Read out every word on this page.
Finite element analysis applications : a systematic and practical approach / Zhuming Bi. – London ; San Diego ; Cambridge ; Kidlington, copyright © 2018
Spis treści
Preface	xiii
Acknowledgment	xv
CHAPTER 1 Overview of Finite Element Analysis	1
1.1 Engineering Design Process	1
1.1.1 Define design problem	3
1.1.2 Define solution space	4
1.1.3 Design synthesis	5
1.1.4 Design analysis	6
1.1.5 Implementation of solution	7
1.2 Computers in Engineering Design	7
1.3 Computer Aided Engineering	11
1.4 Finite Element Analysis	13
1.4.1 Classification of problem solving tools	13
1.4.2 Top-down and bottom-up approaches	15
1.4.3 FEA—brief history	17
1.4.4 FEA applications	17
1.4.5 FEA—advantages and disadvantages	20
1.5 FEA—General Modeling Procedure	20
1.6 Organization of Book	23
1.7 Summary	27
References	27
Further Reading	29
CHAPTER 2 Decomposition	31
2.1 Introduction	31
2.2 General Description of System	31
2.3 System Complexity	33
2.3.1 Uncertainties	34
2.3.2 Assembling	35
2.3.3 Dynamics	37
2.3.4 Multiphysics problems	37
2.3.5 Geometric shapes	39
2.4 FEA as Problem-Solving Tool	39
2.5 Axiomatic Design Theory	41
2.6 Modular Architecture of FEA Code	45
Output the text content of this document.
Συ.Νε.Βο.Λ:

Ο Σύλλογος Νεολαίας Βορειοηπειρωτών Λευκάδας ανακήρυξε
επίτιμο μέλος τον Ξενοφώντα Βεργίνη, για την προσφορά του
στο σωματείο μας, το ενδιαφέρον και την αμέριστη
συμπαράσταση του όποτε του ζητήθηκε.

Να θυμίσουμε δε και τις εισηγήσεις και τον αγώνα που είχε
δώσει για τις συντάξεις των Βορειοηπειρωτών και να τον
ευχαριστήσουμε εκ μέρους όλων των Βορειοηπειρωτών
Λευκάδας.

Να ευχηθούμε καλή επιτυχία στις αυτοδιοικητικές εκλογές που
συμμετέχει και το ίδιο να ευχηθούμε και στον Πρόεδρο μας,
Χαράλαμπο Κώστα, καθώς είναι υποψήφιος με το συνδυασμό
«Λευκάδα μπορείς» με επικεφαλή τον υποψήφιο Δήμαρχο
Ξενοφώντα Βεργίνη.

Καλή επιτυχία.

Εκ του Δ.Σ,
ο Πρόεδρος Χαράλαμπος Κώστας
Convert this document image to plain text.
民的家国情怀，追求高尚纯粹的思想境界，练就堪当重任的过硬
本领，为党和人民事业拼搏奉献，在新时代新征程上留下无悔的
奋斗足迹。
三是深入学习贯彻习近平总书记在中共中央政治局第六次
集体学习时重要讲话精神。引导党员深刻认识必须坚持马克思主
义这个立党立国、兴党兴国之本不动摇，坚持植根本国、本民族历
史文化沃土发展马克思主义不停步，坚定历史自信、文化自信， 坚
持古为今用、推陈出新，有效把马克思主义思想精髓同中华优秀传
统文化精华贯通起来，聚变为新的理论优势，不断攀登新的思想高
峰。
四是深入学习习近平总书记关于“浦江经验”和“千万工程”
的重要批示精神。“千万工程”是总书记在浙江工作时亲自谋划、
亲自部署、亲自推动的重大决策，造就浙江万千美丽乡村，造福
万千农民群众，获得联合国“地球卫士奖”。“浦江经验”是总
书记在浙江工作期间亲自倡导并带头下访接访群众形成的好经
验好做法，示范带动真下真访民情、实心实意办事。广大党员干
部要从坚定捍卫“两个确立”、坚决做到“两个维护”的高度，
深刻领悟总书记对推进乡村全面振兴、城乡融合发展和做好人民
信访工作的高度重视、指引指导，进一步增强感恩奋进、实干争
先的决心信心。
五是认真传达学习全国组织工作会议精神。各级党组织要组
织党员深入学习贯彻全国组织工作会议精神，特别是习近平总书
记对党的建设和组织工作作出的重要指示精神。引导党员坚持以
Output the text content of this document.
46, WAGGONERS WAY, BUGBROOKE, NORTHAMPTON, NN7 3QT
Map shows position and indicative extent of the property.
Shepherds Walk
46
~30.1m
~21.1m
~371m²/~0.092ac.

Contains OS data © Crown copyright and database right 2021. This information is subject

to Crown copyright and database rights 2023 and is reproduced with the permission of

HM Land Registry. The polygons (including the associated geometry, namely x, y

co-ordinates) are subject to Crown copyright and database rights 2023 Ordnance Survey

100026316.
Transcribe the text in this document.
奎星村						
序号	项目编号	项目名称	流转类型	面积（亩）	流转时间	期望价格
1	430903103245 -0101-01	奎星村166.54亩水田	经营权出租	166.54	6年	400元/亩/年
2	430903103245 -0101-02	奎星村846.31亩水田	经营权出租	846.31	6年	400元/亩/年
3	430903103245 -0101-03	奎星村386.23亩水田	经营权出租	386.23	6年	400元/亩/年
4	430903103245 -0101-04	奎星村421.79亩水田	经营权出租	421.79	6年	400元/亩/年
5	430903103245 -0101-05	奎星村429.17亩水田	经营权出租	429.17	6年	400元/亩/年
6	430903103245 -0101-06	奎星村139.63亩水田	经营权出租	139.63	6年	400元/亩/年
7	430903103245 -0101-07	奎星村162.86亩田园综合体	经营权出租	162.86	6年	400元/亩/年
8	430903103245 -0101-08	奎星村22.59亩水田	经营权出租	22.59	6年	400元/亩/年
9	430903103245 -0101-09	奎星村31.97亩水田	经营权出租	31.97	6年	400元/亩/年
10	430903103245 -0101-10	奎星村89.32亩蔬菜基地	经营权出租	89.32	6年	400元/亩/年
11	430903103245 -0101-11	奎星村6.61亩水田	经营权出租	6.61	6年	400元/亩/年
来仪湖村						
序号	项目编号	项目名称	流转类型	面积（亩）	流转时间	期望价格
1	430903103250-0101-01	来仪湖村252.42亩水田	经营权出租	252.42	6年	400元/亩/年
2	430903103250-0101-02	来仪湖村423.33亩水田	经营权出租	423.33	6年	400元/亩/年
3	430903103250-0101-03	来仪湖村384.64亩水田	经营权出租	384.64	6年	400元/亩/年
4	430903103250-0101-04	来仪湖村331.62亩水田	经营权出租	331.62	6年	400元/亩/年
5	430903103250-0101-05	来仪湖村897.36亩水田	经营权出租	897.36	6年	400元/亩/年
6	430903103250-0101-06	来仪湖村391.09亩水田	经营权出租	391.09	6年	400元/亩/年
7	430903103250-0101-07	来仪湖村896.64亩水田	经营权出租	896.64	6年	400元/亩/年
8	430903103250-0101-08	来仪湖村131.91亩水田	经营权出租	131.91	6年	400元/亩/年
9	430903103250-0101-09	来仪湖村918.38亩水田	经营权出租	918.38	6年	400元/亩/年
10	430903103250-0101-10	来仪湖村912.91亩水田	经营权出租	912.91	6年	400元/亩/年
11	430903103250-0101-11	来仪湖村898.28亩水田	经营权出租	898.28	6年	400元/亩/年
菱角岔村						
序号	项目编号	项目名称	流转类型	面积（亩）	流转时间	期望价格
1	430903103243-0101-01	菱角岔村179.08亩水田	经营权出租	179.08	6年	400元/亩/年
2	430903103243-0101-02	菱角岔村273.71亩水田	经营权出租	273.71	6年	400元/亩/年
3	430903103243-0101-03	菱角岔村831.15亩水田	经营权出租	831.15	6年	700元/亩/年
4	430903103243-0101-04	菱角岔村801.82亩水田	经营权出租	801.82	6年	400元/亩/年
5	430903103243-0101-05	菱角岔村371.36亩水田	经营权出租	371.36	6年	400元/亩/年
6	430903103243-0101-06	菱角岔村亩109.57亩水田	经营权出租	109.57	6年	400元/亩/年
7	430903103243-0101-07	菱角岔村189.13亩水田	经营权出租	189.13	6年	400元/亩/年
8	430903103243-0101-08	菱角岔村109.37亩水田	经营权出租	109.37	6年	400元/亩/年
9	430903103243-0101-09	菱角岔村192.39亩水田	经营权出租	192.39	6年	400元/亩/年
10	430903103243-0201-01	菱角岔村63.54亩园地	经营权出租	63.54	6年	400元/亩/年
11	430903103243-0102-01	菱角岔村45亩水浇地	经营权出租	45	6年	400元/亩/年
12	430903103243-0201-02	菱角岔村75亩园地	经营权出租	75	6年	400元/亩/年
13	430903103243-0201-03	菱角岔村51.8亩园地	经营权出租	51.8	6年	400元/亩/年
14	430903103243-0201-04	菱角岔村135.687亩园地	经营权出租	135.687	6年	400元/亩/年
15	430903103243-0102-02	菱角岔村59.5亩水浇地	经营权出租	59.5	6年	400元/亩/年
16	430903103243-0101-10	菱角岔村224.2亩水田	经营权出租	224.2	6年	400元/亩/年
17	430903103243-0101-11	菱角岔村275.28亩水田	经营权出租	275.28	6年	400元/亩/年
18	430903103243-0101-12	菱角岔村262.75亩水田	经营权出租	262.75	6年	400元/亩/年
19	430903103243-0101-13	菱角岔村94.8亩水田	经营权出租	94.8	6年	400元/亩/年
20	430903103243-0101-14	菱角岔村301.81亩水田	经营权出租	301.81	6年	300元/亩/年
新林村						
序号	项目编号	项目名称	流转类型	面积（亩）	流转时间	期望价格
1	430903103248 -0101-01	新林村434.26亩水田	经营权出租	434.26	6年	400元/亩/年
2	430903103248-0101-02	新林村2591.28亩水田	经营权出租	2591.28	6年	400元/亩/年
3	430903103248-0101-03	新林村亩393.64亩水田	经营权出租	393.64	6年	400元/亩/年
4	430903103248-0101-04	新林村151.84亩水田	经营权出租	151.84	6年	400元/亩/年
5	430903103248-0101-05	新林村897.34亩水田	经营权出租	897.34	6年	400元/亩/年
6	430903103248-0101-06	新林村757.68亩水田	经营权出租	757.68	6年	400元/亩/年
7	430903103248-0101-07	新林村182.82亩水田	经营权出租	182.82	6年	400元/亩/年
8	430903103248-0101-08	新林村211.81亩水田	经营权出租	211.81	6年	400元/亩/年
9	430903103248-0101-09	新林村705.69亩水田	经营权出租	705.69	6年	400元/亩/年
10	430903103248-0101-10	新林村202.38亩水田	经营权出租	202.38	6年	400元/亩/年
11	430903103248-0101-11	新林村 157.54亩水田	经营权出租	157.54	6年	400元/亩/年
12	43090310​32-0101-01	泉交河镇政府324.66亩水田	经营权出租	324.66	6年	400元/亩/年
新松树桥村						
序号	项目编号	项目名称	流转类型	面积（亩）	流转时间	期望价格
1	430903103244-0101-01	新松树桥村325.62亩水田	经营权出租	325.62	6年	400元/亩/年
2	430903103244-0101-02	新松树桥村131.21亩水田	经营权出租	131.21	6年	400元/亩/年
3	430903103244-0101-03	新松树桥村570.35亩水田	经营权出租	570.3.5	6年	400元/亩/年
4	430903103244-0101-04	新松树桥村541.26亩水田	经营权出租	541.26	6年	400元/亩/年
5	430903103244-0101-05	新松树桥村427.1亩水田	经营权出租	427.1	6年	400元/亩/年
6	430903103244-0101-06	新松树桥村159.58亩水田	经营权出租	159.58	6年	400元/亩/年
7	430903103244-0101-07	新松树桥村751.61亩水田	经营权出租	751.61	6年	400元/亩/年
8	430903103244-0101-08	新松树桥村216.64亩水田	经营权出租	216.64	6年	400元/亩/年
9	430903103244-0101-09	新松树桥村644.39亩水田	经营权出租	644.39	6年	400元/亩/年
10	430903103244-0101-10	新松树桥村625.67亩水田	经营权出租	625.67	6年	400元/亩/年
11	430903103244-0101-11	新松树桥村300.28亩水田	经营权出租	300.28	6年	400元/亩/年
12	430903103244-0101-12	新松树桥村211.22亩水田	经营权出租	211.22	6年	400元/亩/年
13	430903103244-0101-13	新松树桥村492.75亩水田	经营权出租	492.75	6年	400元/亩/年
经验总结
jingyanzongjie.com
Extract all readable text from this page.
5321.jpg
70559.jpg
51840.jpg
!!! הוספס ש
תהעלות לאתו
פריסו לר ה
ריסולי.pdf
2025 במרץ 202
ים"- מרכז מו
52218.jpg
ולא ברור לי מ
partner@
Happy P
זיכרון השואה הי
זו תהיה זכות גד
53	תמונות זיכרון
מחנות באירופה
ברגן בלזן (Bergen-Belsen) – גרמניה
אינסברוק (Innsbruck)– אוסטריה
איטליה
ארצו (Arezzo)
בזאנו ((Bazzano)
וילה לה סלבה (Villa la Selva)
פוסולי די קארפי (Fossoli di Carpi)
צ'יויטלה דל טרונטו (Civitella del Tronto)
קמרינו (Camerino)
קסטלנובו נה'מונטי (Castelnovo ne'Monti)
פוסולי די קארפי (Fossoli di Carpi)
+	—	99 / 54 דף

···

Work to complete:
Find the lines above holding the word "text" and show them.

Answer for the task:
Output the text content of this document.
Convert this document image to plain text.
Output the text content of this document.
Transcribe the text in this document.
Extract all readable text from this page.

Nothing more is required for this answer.